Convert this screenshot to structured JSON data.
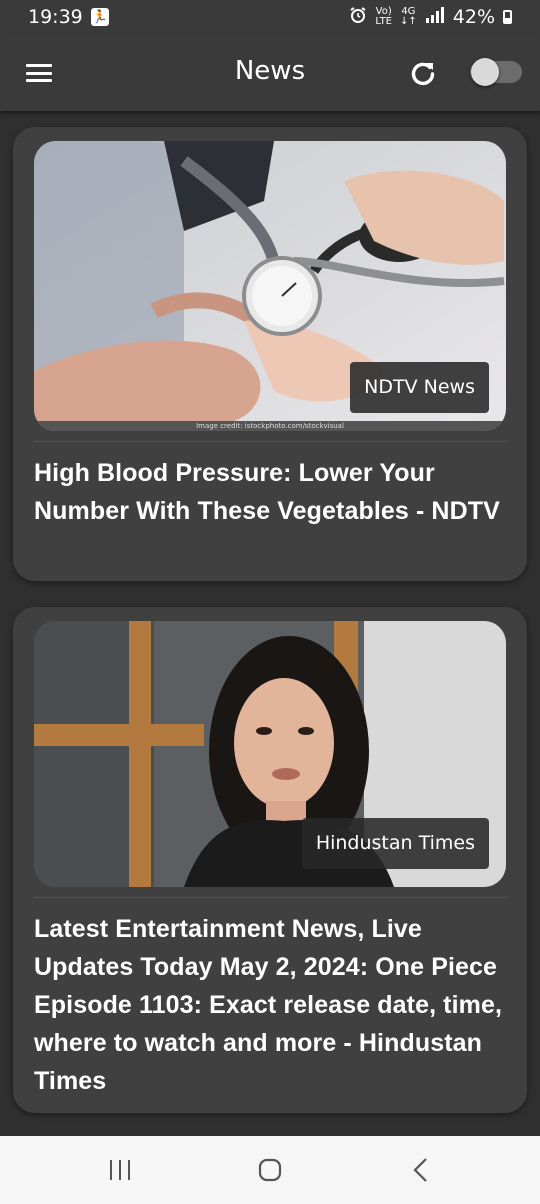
{
  "status_bar": {
    "time": "19:39",
    "network_top": "Vo)",
    "network_bottom": "LTE",
    "data_top": "4G",
    "battery": "42%"
  },
  "app_bar": {
    "title": "News",
    "menu_icon": "hamburger-menu-icon",
    "refresh_icon": "refresh-icon",
    "toggle_state": "off"
  },
  "articles": [
    {
      "source": "NDTV News",
      "title": "High Blood Pressure: Lower Your Number With These Vegetables - NDTV",
      "image_credit": "Image credit: istockphoto.com/stockvisual"
    },
    {
      "source": "Hindustan Times",
      "title": "Latest Entertainment News, Live Updates Today May 2, 2024: One Piece Episode 1103: Exact release date, time, where to watch and more - Hindustan Times"
    }
  ],
  "nav_bar": {
    "recents": "recents-icon",
    "home": "home-icon",
    "back": "back-icon"
  },
  "colors": {
    "background": "#2f2f2f",
    "card": "#404040",
    "app_bar": "#3a3a3a"
  }
}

▶ **TASK INSTRUCTIONS**
Extract, from the material above, each line holding the word "News".

▶ **IN RESPONSE**
    "title": "News",
      "source": "NDTV News",
      "title": "Latest Entertainment News, Live Updates Today May 2, 2024: One Piece Episode 1103: Exact release date, time, where to watch and more - Hindustan Times"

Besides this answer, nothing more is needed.